■ **What this task involves**: Repeat the data word for word. Do not include the pictures.

Data records
......
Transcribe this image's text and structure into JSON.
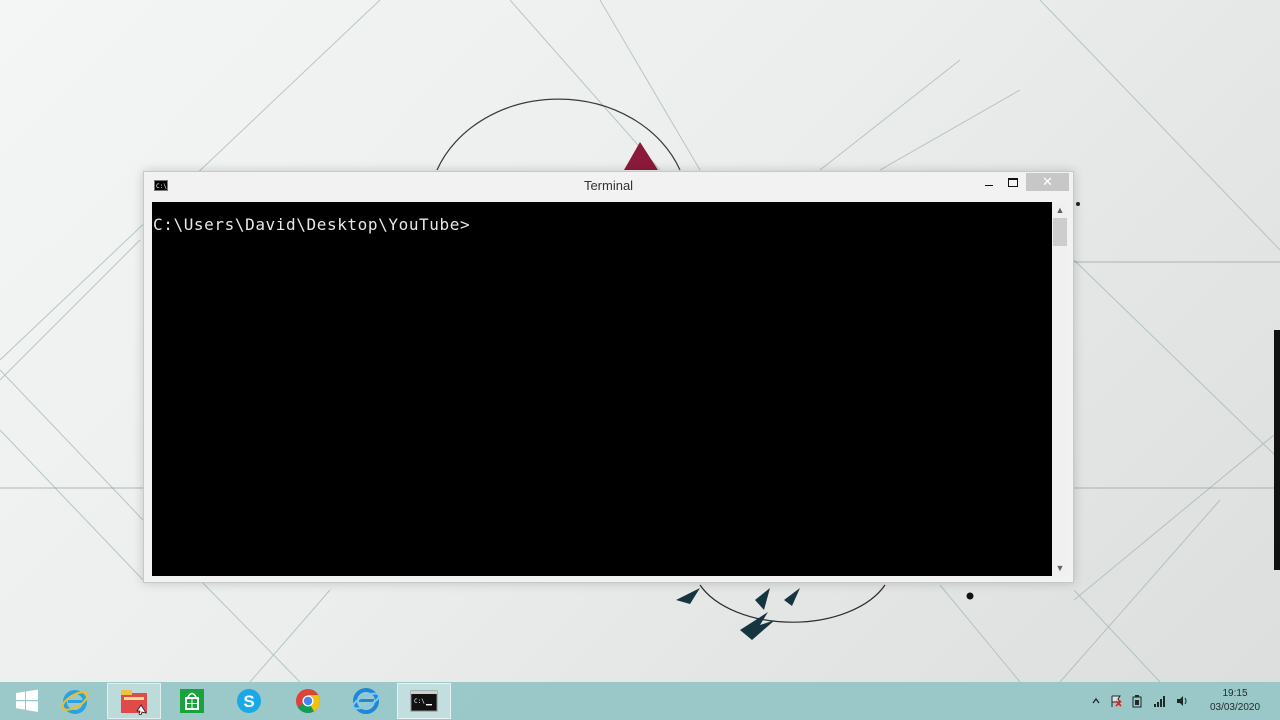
{
  "window": {
    "title": "Terminal",
    "app_icon_text": "C:\\",
    "close_glyph": "✕"
  },
  "console": {
    "prompt": "C:\\Users\\David\\Desktop\\YouTube>"
  },
  "scrollbar": {
    "up_glyph": "▲",
    "down_glyph": "▼"
  },
  "taskbar": {
    "pinned": [
      "start-icon",
      "internet-explorer-icon",
      "file-explorer-icon",
      "store-icon",
      "skype-icon",
      "chrome-icon",
      "edge-icon",
      "command-prompt-icon"
    ]
  },
  "tray": {
    "icons": [
      "show-hidden-icons-chevron",
      "action-center-flag-icon",
      "power-icon",
      "network-signal-icon",
      "volume-icon"
    ],
    "time": "19:15",
    "date": "03/03/2020"
  },
  "colors": {
    "taskbar": "#94c4c4",
    "accent_triangle": "#8b1a3a"
  }
}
......
■ **Response to this exercise**:
Transcribe this image's text and structure into JSON.
{
  "window": {
    "title": "Terminal",
    "app_icon_text": "C:\\",
    "close_glyph": "✕"
  },
  "console": {
    "prompt": "C:\\Users\\David\\Desktop\\YouTube>"
  },
  "scrollbar": {
    "up_glyph": "▲",
    "down_glyph": "▼"
  },
  "taskbar": {
    "pinned": [
      "start-icon",
      "internet-explorer-icon",
      "file-explorer-icon",
      "store-icon",
      "skype-icon",
      "chrome-icon",
      "edge-icon",
      "command-prompt-icon"
    ]
  },
  "tray": {
    "icons": [
      "show-hidden-icons-chevron",
      "action-center-flag-icon",
      "power-icon",
      "network-signal-icon",
      "volume-icon"
    ],
    "time": "19:15",
    "date": "03/03/2020"
  },
  "colors": {
    "taskbar": "#94c4c4",
    "accent_triangle": "#8b1a3a"
  }
}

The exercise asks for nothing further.